--- start of RECORDS SHOWN ---

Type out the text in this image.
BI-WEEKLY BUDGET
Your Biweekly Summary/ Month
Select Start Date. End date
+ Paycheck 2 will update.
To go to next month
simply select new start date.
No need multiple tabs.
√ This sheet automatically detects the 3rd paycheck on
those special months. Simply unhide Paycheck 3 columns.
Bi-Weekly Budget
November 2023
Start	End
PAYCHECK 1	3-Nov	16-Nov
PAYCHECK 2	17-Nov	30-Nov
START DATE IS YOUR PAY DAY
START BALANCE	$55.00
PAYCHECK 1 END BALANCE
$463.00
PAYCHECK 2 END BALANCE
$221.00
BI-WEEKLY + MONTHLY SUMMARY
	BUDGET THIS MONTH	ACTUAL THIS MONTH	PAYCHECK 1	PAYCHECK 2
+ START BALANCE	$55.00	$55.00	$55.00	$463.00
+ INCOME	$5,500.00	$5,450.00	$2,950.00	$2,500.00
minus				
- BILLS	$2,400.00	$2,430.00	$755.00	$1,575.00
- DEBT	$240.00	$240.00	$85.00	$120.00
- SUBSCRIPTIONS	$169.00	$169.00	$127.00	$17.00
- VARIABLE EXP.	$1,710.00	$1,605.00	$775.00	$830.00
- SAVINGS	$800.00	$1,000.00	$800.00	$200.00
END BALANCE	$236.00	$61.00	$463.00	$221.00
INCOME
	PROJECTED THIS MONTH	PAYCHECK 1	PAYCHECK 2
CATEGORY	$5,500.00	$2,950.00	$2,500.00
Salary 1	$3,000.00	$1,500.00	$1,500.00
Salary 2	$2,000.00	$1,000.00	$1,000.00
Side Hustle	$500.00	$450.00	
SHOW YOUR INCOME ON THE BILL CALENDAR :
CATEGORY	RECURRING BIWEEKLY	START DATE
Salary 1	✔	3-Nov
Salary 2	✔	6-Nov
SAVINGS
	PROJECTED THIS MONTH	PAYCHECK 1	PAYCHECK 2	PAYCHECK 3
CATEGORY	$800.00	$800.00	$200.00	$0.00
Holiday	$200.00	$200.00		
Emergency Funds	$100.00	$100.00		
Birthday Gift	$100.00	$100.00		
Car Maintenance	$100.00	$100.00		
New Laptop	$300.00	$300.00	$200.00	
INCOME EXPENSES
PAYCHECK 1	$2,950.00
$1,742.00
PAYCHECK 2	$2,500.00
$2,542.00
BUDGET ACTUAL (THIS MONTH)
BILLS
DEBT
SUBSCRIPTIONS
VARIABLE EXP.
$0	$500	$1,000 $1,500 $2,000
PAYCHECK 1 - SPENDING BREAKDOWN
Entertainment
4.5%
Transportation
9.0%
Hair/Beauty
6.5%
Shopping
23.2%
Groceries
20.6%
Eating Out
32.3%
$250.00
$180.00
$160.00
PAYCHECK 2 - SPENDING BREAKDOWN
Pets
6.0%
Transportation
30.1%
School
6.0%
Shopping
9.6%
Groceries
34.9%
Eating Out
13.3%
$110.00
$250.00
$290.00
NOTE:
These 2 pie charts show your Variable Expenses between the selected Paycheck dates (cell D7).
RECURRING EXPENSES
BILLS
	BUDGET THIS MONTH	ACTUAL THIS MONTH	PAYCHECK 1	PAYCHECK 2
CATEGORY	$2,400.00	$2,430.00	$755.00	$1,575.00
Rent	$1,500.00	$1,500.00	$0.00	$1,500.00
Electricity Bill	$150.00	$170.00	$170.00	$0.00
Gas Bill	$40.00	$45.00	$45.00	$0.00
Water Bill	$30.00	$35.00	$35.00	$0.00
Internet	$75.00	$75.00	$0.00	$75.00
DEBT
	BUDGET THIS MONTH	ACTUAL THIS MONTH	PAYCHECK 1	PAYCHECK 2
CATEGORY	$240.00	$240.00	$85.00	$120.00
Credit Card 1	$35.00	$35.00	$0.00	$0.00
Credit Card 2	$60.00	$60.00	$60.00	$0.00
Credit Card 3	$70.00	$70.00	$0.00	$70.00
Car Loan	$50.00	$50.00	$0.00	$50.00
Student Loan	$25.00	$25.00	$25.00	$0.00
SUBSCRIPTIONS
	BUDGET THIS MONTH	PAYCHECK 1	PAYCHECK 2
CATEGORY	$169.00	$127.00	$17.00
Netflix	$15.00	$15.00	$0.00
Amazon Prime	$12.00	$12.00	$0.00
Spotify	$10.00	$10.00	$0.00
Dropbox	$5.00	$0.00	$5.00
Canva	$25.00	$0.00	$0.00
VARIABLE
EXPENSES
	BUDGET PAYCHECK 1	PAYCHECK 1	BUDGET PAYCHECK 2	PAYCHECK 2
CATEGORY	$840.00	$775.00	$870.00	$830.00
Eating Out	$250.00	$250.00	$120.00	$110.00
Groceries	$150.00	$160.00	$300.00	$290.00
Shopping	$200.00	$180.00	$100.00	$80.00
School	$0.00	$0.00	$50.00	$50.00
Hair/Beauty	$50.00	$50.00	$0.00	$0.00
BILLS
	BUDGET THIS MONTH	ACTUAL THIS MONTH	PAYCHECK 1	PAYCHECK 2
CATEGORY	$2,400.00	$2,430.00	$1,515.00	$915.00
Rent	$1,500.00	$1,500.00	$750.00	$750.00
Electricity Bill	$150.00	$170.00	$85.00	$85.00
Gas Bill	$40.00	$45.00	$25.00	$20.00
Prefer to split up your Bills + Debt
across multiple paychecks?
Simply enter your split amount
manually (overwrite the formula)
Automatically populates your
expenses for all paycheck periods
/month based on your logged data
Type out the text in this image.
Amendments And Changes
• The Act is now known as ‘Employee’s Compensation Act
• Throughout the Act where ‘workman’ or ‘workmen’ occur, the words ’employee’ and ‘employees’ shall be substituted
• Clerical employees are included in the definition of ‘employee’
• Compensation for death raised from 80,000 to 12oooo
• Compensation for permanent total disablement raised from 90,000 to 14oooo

--- end of RECORDS SHOWN ---

## WRITTEN REQUEST:
Recopy all the lines exactly as they appear.

## THE REPLY:
Type out the text in this image.
BI-WEEKLY BUDGET
Your Biweekly Summary/ Month
Select Start Date. End date
+ Paycheck 2 will update.
To go to next month
simply select new start date.
No need multiple tabs.
√ This sheet automatically detects the 3rd paycheck on
those special months. Simply unhide Paycheck 3 columns.
Bi-Weekly Budget
November 2023
Start	End
PAYCHECK 1	3-Nov	16-Nov
PAYCHECK 2	17-Nov	30-Nov
START DATE IS YOUR PAY DAY
START BALANCE	$55.00
PAYCHECK 1 END BALANCE
$463.00
PAYCHECK 2 END BALANCE
$221.00
BI-WEEKLY + MONTHLY SUMMARY
	BUDGET THIS MONTH	ACTUAL THIS MONTH	PAYCHECK 1	PAYCHECK 2
+ START BALANCE	$55.00	$55.00	$55.00	$463.00
+ INCOME	$5,500.00	$5,450.00	$2,950.00	$2,500.00
minus				
- BILLS	$2,400.00	$2,430.00	$755.00	$1,575.00
- DEBT	$240.00	$240.00	$85.00	$120.00
- SUBSCRIPTIONS	$169.00	$169.00	$127.00	$17.00
- VARIABLE EXP.	$1,710.00	$1,605.00	$775.00	$830.00
- SAVINGS	$800.00	$1,000.00	$800.00	$200.00
END BALANCE	$236.00	$61.00	$463.00	$221.00
INCOME
	PROJECTED THIS MONTH	PAYCHECK 1	PAYCHECK 2
CATEGORY	$5,500.00	$2,950.00	$2,500.00
Salary 1	$3,000.00	$1,500.00	$1,500.00
Salary 2	$2,000.00	$1,000.00	$1,000.00
Side Hustle	$500.00	$450.00	
SHOW YOUR INCOME ON THE BILL CALENDAR :
CATEGORY	RECURRING BIWEEKLY	START DATE
Salary 1	✔	3-Nov
Salary 2	✔	6-Nov
SAVINGS
	PROJECTED THIS MONTH	PAYCHECK 1	PAYCHECK 2	PAYCHECK 3
CATEGORY	$800.00	$800.00	$200.00	$0.00
Holiday	$200.00	$200.00		
Emergency Funds	$100.00	$100.00		
Birthday Gift	$100.00	$100.00		
Car Maintenance	$100.00	$100.00		
New Laptop	$300.00	$300.00	$200.00	
INCOME EXPENSES
PAYCHECK 1	$2,950.00
$1,742.00
PAYCHECK 2	$2,500.00
$2,542.00
BUDGET ACTUAL (THIS MONTH)
BILLS
DEBT
SUBSCRIPTIONS
VARIABLE EXP.
$0	$500	$1,000 $1,500 $2,000
PAYCHECK 1 - SPENDING BREAKDOWN
Entertainment
4.5%
Transportation
9.0%
Hair/Beauty
6.5%
Shopping
23.2%
Groceries
20.6%
Eating Out
32.3%
$250.00
$180.00
$160.00
PAYCHECK 2 - SPENDING BREAKDOWN
Pets
6.0%
Transportation
30.1%
School
6.0%
Shopping
9.6%
Groceries
34.9%
Eating Out
13.3%
$110.00
$250.00
$290.00
NOTE:
These 2 pie charts show your Variable Expenses between the selected Paycheck dates (cell D7).
RECURRING EXPENSES
BILLS
	BUDGET THIS MONTH	ACTUAL THIS MONTH	PAYCHECK 1	PAYCHECK 2
CATEGORY	$2,400.00	$2,430.00	$755.00	$1,575.00
Rent	$1,500.00	$1,500.00	$0.00	$1,500.00
Electricity Bill	$150.00	$170.00	$170.00	$0.00
Gas Bill	$40.00	$45.00	$45.00	$0.00
Water Bill	$30.00	$35.00	$35.00	$0.00
Internet	$75.00	$75.00	$0.00	$75.00
DEBT
	BUDGET THIS MONTH	ACTUAL THIS MONTH	PAYCHECK 1	PAYCHECK 2
CATEGORY	$240.00	$240.00	$85.00	$120.00
Credit Card 1	$35.00	$35.00	$0.00	$0.00
Credit Card 2	$60.00	$60.00	$60.00	$0.00
Credit Card 3	$70.00	$70.00	$0.00	$70.00
Car Loan	$50.00	$50.00	$0.00	$50.00
Student Loan	$25.00	$25.00	$25.00	$0.00
SUBSCRIPTIONS
	BUDGET THIS MONTH	PAYCHECK 1	PAYCHECK 2
CATEGORY	$169.00	$127.00	$17.00
Netflix	$15.00	$15.00	$0.00
Amazon Prime	$12.00	$12.00	$0.00
Spotify	$10.00	$10.00	$0.00
Dropbox	$5.00	$0.00	$5.00
Canva	$25.00	$0.00	$0.00
VARIABLE
EXPENSES
	BUDGET PAYCHECK 1	PAYCHECK 1	BUDGET PAYCHECK 2	PAYCHECK 2
CATEGORY	$840.00	$775.00	$870.00	$830.00
Eating Out	$250.00	$250.00	$120.00	$110.00
Groceries	$150.00	$160.00	$300.00	$290.00
Shopping	$200.00	$180.00	$100.00	$80.00
School	$0.00	$0.00	$50.00	$50.00
Hair/Beauty	$50.00	$50.00	$0.00	$0.00
BILLS
	BUDGET THIS MONTH	ACTUAL THIS MONTH	PAYCHECK 1	PAYCHECK 2
CATEGORY	$2,400.00	$2,430.00	$1,515.00	$915.00
Rent	$1,500.00	$1,500.00	$750.00	$750.00
Electricity Bill	$150.00	$170.00	$85.00	$85.00
Gas Bill	$40.00	$45.00	$25.00	$20.00
Prefer to split up your Bills + Debt
across multiple paychecks?
Simply enter your split amount
manually (overwrite the formula)
Automatically populates your
expenses for all paycheck periods
/month based on your logged data
Type out the text in this image.
Amendments And Changes
• The Act is now known as ‘Employee’s Compensation Act
• Throughout the Act where ‘workman’ or ‘workmen’ occur, the words ’employee’ and ‘employees’ shall be substituted
• Clerical employees are included in the definition of ‘employee’
• Compensation for death raised from 80,000 to 12oooo
• Compensation for permanent total disablement raised from 90,000 to 14oooo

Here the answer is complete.